[Work required]
Reproduce verbatim the part of the material that begins with the line containing "gift-subscription-button[interactable]: ▦ Abonelik" and ends with the line containing "chat-username[interactable]: Lyrel xyxy=(1118,469,1134,476)", including both of those lines, and nothing else.
>> START Records for this task
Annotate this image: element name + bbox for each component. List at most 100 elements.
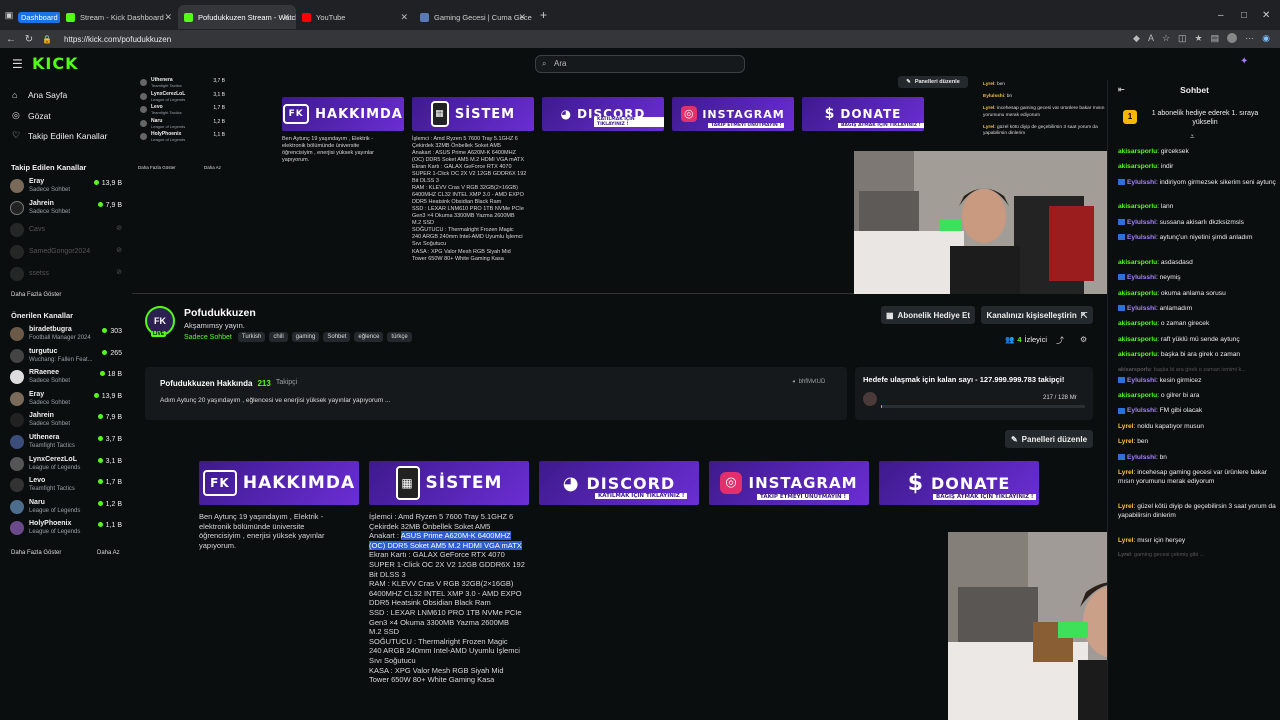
gift-subscription-button[interactable]: ▦ Abonelik Hediye Et xyxy=(881,306,975,324)
chat-username[interactable]: akisarsporlu xyxy=(1118,203,1157,210)
followed-channel-cavs[interactable]: Cavs ⊘ xyxy=(10,221,122,241)
chat-username[interactable]: Eylulsshi xyxy=(1127,274,1156,281)
recommended-channel[interactable]: turgutuc Wuchang: Fallen Feat... 265 xyxy=(10,347,122,367)
recommended-channel[interactable]: Uthenera Teamfight Tactics 3,7 B xyxy=(10,433,122,453)
panel-sistem[interactable]: ▦ SİSTEM xyxy=(369,461,529,505)
collections-icon[interactable]: ▤ xyxy=(1211,33,1220,44)
chat-message[interactable]: Lyrel: gaming gecesi çekmiş gibi ... xyxy=(1118,552,1278,559)
tab-pofudukkuzen[interactable]: Pofudukkuzen Stream - Watch Li... ✕ xyxy=(178,5,296,29)
followed-channel-ssetss[interactable]: ssetss ⊘ xyxy=(10,265,122,285)
split-screen-icon[interactable]: ◫ xyxy=(1178,33,1187,44)
url-field[interactable]: https://kick.com/pofudukkuzen xyxy=(64,35,171,44)
chat-message[interactable]: akisarsporlu: okuma anlama sorusu xyxy=(1118,290,1278,299)
chat-username[interactable]: akisarsporlu xyxy=(1118,320,1157,327)
tab-dashboard[interactable]: Dashboard xyxy=(18,5,60,29)
chat-username[interactable]: akisarsporlu xyxy=(1118,290,1157,297)
tag[interactable]: türkçe xyxy=(387,332,412,342)
tab-kick-dashboard[interactable]: Stream - Kick Dashboard ✕ xyxy=(60,5,178,29)
maximize-icon[interactable]: □ xyxy=(1241,10,1247,21)
chat-username[interactable]: akisarsporlu xyxy=(1118,367,1151,373)
recommended-channel[interactable]: LynxCerezLoL League of Legends 3,1 B xyxy=(10,455,122,475)
panel-discord[interactable]: ◕ DISCORD KATILMAK İÇİN TIKLAYINIZ ! xyxy=(539,461,699,505)
copilot-icon[interactable]: ◉ xyxy=(1262,33,1270,44)
panel-donate[interactable]: $ DONATE BAĞIŞ ATMAK İÇİN TIKLAYINIZ ! xyxy=(879,461,1039,505)
close-tab-icon[interactable]: ✕ xyxy=(518,12,526,23)
more-options-icon[interactable]: ⋯ xyxy=(1245,33,1254,44)
channel-name[interactable]: Pofudukkuzen xyxy=(184,307,256,319)
chat-username[interactable]: Lyrel xyxy=(1118,469,1134,476)
chat-username[interactable]: akisarsporlu xyxy=(1118,259,1157,266)
chat-message[interactable]: Lyrel: mısır için herşey xyxy=(1118,537,1278,546)
tab-youtube[interactable]: YouTube ✕ xyxy=(296,5,414,29)
edit-panels-button[interactable]: ✎ Panelleri düzenle xyxy=(1005,430,1093,448)
chat-username[interactable]: Eylulsshi xyxy=(1127,305,1156,312)
followed-channel-jahrein[interactable]: Jahrein Sadece Sohbet 7,9 B xyxy=(10,199,122,219)
chat-message[interactable]: akisarsporlu: lann xyxy=(1118,203,1278,212)
chat-username[interactable]: Lyrel xyxy=(1118,552,1131,558)
minimize-icon[interactable]: – xyxy=(1218,10,1224,21)
chat-message[interactable]: Eylulsshi: bn xyxy=(1118,454,1278,463)
chat-message[interactable]: Eylulsshi: anlamadım xyxy=(1118,305,1278,314)
chat-username[interactable]: akisarsporlu xyxy=(1118,392,1157,399)
chat-username[interactable]: Eylulsshi xyxy=(1127,377,1156,384)
read-aloud-icon[interactable]: A xyxy=(1148,33,1154,44)
chat-username[interactable]: akisarsporlu xyxy=(1118,336,1157,343)
chat-username[interactable]: akisarsporlu xyxy=(1118,163,1157,170)
stream-player[interactable]: Uthenera Teamfight Tactics 3,7 B LynxCerezL… xyxy=(132,76,1107,294)
chat-username[interactable]: Lyrel xyxy=(1118,537,1134,544)
chat-message[interactable]: akisarsporlu: o gilrer bi ara xyxy=(1118,392,1278,401)
pinned-gift-banner[interactable]: 1 1 abonelik hediye ederek 1. sıraya yük… xyxy=(1118,106,1273,136)
chat-username[interactable]: akisarsporlu xyxy=(1118,148,1157,155)
favorite-star-icon[interactable]: ☆ xyxy=(1162,33,1170,44)
chat-message[interactable]: Eylulsshi: aytunç'un niyetini şimdi anla… xyxy=(1118,234,1278,243)
recommended-channel[interactable]: RRaenee Sadece Sohbet 18 B xyxy=(10,368,122,388)
recommended-channel[interactable]: Jahrein Sadece Sohbet 7,9 B xyxy=(10,411,122,431)
menu-icon[interactable]: ☰ xyxy=(12,57,23,71)
close-tab-icon[interactable]: ✕ xyxy=(400,12,408,23)
favorites-icon[interactable]: ★ xyxy=(1195,33,1203,44)
chat-username[interactable]: akisarsporlu xyxy=(1118,351,1157,358)
chat-username[interactable]: Eylulsshi xyxy=(1127,234,1156,241)
recommended-channel[interactable]: biradetbugra Football Manager 2024 303 xyxy=(10,325,122,345)
tab-actions-icon[interactable]: ▣ xyxy=(0,10,18,21)
close-tab-icon[interactable]: ✕ xyxy=(282,12,290,23)
chat-username[interactable]: Eylulsshi xyxy=(1127,454,1156,461)
chat-message[interactable]: akisarsporlu: girceksek xyxy=(1118,148,1278,157)
tag[interactable]: chill xyxy=(269,332,288,342)
show-more-link[interactable]: Daha Fazla Göster xyxy=(11,292,61,298)
close-window-icon[interactable]: ✕ xyxy=(1262,10,1270,21)
chat-message[interactable]: akisarsporlu: indir xyxy=(1118,163,1278,172)
chat-message[interactable]: Eylulsshi: neymiş xyxy=(1118,274,1278,283)
panel-hakkimda[interactable]: FK HAKKIMDA xyxy=(199,461,359,505)
customize-channel-button[interactable]: Kanalınızı kişiselleştirin ⇱ xyxy=(981,306,1093,324)
back-icon[interactable]: ← xyxy=(4,34,18,45)
sidebar-item-home[interactable]: ⌂ Ana Sayfa xyxy=(12,90,67,100)
expand-icon[interactable]: ⩡ xyxy=(1190,132,1195,142)
chat-message[interactable]: akisarsporlu: raft yüklü mü sende aytunç xyxy=(1118,336,1278,345)
show-less-link[interactable]: Daha Az xyxy=(97,550,120,556)
user-avatar-icon[interactable]: ✦ xyxy=(1240,56,1256,72)
search-input[interactable]: ⌕ Ara xyxy=(535,55,745,73)
chat-message[interactable]: Eylulsshi: kesin girmicez xyxy=(1118,377,1278,386)
tag[interactable]: gaming xyxy=(291,332,320,342)
chat-message[interactable]: Lyrel: güzel kötü diyip de geçebilirsin … xyxy=(1118,503,1278,521)
chat-username[interactable]: Eylulsshi xyxy=(1127,179,1156,186)
chat-message[interactable]: Lyrel: incehesap gaming gecesi var ürünl… xyxy=(1118,469,1278,487)
collapse-chat-icon[interactable]: ⇤ xyxy=(1118,80,1125,100)
discord-link[interactable]: ◕ bhfMvtUD xyxy=(792,379,825,385)
category-link[interactable]: Sadece Sohbet xyxy=(184,334,232,341)
refresh-icon[interactable]: ↻ xyxy=(22,34,36,45)
profile-avatar-icon[interactable] xyxy=(1227,33,1238,43)
tab-gaming-gecesi[interactable]: Gaming Gecesi | Cuma Gecesi 22... ✕ xyxy=(414,5,532,29)
tag[interactable]: eğlence xyxy=(354,332,384,342)
sidebar-item-following[interactable]: ♡ Takip Edilen Kanallar xyxy=(12,130,107,141)
recommended-channel[interactable]: HolyPhoenix League of Legends 1,1 B xyxy=(10,519,122,539)
chat-username[interactable]: Lyrel xyxy=(1118,423,1134,430)
chat-message[interactable]: akisarsporlu: başka bi ara girek o zaman xyxy=(1118,351,1278,360)
chat-message[interactable]: Eylulsshi: sussana akisarlı dkzksizmsls xyxy=(1118,219,1278,228)
recommended-channel[interactable]: Levo Teamfight Tactics 1,7 B xyxy=(10,476,122,496)
recommended-channel[interactable]: Eray Sadece Sohbet 13,9 B xyxy=(10,390,122,410)
extension-icon[interactable]: ◆ xyxy=(1133,33,1140,44)
chat-message[interactable]: akisarsporlu: asdasdasd xyxy=(1118,259,1278,268)
chat-message[interactable]: Lyrel: noldu kapatıyor musun xyxy=(1118,423,1278,432)
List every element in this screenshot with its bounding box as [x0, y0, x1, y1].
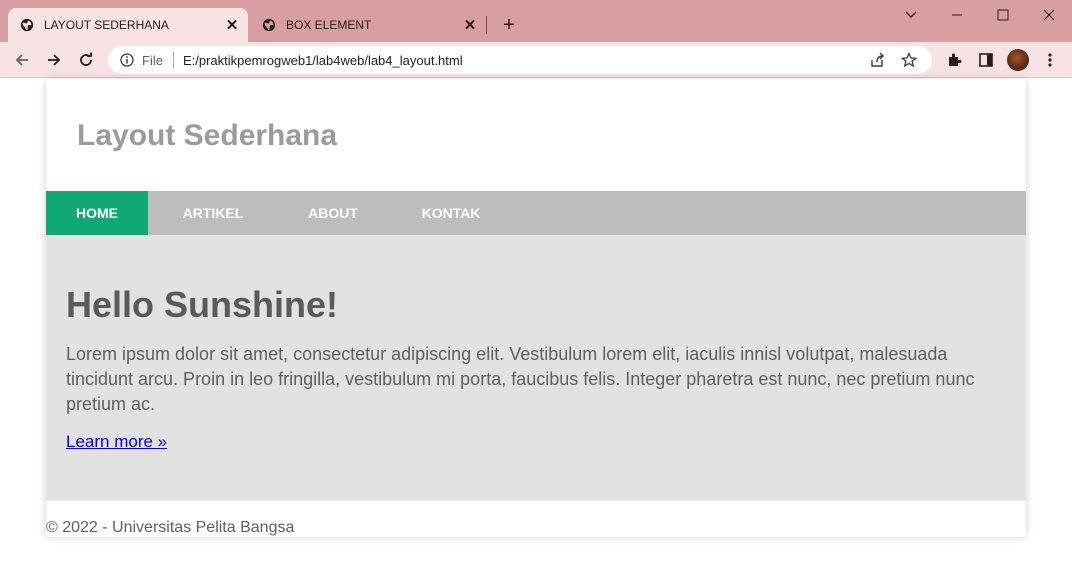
tab-separator: [486, 16, 487, 34]
globe-icon: [262, 18, 276, 32]
tab-title: BOX ELEMENT: [286, 18, 372, 32]
hero-section: Hello Sunshine! Lorem ipsum dolor sit am…: [46, 235, 1026, 500]
learn-more-link[interactable]: Learn more »: [66, 432, 167, 452]
profile-avatar[interactable]: [1006, 48, 1030, 72]
extensions-icon[interactable]: [942, 48, 966, 72]
address-bar[interactable]: File E:/praktikpemrogweb1/lab4web/lab4_l…: [108, 46, 932, 74]
side-panel-icon[interactable]: [974, 48, 998, 72]
nav-about[interactable]: ABOUT: [278, 191, 388, 235]
menu-kebab-icon[interactable]: [1038, 48, 1062, 72]
close-window-icon[interactable]: [1026, 4, 1072, 26]
page-container: Layout Sederhana HOME ARTIKEL ABOUT KONT…: [46, 79, 1026, 537]
page-viewport: Layout Sederhana HOME ARTIKEL ABOUT KONT…: [0, 79, 1072, 578]
new-tab-icon[interactable]: +: [498, 14, 520, 36]
nav-artikel[interactable]: ARTIKEL: [148, 191, 278, 235]
maximize-icon[interactable]: [980, 4, 1026, 26]
address-separator: [172, 52, 174, 68]
tab-search-icon[interactable]: [888, 4, 934, 26]
forward-icon[interactable]: [42, 48, 66, 72]
close-tab-icon[interactable]: ✕: [462, 17, 478, 34]
nav-kontak[interactable]: KONTAK: [388, 191, 514, 235]
tab-box-element[interactable]: BOX ELEMENT ✕: [250, 8, 486, 42]
info-icon[interactable]: [120, 53, 134, 67]
main-nav: HOME ARTIKEL ABOUT KONTAK: [46, 191, 1026, 235]
browser-toolbar: File E:/praktikpemrogweb1/lab4web/lab4_l…: [0, 42, 1072, 78]
site-footer: © 2022 - Universitas Pelita Bangsa: [46, 519, 295, 536]
scheme-label: File: [142, 52, 163, 68]
close-tab-icon[interactable]: ✕: [224, 17, 240, 34]
back-icon[interactable]: [10, 48, 34, 72]
tab-layout-sederhana[interactable]: LAYOUT SEDERHANA ✕: [8, 8, 248, 42]
minimize-icon[interactable]: [934, 4, 980, 26]
share-icon[interactable]: [868, 51, 886, 69]
footer-divider: [46, 500, 1026, 501]
nav-home[interactable]: HOME: [46, 191, 148, 235]
reload-icon[interactable]: [74, 48, 98, 72]
site-header: Layout Sederhana: [46, 79, 1026, 191]
site-title: Layout Sederhana: [77, 119, 338, 152]
tab-strip: LAYOUT SEDERHANA ✕ BOX ELEMENT ✕ +: [0, 0, 1072, 42]
hero-text: Lorem ipsum dolor sit amet, consectetur …: [66, 344, 975, 414]
globe-icon: [20, 18, 34, 32]
url-text[interactable]: E:/praktikpemrogweb1/lab4web/lab4_layout…: [183, 53, 868, 68]
avatar: [1007, 49, 1029, 71]
bookmark-star-icon[interactable]: [900, 51, 918, 69]
hero-heading: Hello Sunshine!: [66, 284, 339, 325]
tab-title: LAYOUT SEDERHANA: [44, 18, 169, 32]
>> END Records for this task
[Exercise output]
gift-subscription-button[interactable]: ▦ Abonelik Hediye Et xyxy=(881,306,975,324)
chat-username[interactable]: akisarsporlu xyxy=(1118,203,1157,210)
followed-channel-cavs[interactable]: Cavs ⊘ xyxy=(10,221,122,241)
chat-username[interactable]: Eylulsshi xyxy=(1127,274,1156,281)
recommended-channel[interactable]: turgutuc Wuchang: Fallen Feat... 265 xyxy=(10,347,122,367)
recommended-channel[interactable]: Uthenera Teamfight Tactics 3,7 B xyxy=(10,433,122,453)
panel-sistem[interactable]: ▦ SİSTEM xyxy=(369,461,529,505)
collections-icon[interactable]: ▤ xyxy=(1211,33,1220,44)
chat-message[interactable]: Lyrel: gaming gecesi çekmiş gibi ... xyxy=(1118,552,1278,559)
tab-pofudukkuzen[interactable]: Pofudukkuzen Stream - Watch Li... ✕ xyxy=(178,5,296,29)
followed-channel-ssetss[interactable]: ssetss ⊘ xyxy=(10,265,122,285)
split-screen-icon[interactable]: ◫ xyxy=(1178,33,1187,44)
url-field[interactable]: https://kick.com/pofudukkuzen xyxy=(64,35,171,44)
chat-message[interactable]: akisarsporlu: okuma anlama sorusu xyxy=(1118,290,1278,299)
chat-username[interactable]: akisarsporlu xyxy=(1118,320,1157,327)
tab-dashboard[interactable]: Dashboard xyxy=(18,5,60,29)
chat-username[interactable]: akisarsporlu xyxy=(1118,290,1157,297)
tag[interactable]: türkçe xyxy=(387,332,412,342)
tab-kick-dashboard[interactable]: Stream - Kick Dashboard ✕ xyxy=(60,5,178,29)
maximize-icon[interactable]: □ xyxy=(1241,10,1247,21)
chat-username[interactable]: akisarsporlu xyxy=(1118,367,1151,373)
recommended-channel[interactable]: LynxCerezLoL League of Legends 3,1 B xyxy=(10,455,122,475)
panel-discord[interactable]: ◕ DISCORD KATILMAK İÇİN TIKLAYINIZ ! xyxy=(539,461,699,505)
copilot-icon[interactable]: ◉ xyxy=(1262,33,1270,44)
panel-donate[interactable]: $ DONATE BAĞIŞ ATMAK İÇİN TIKLAYINIZ ! xyxy=(879,461,1039,505)
close-tab-icon[interactable]: ✕ xyxy=(518,12,526,23)
more-options-icon[interactable]: ⋯ xyxy=(1245,33,1254,44)
channel-name[interactable]: Pofudukkuzen xyxy=(184,307,256,319)
chat-username[interactable]: Lyrel xyxy=(1118,469,1134,476)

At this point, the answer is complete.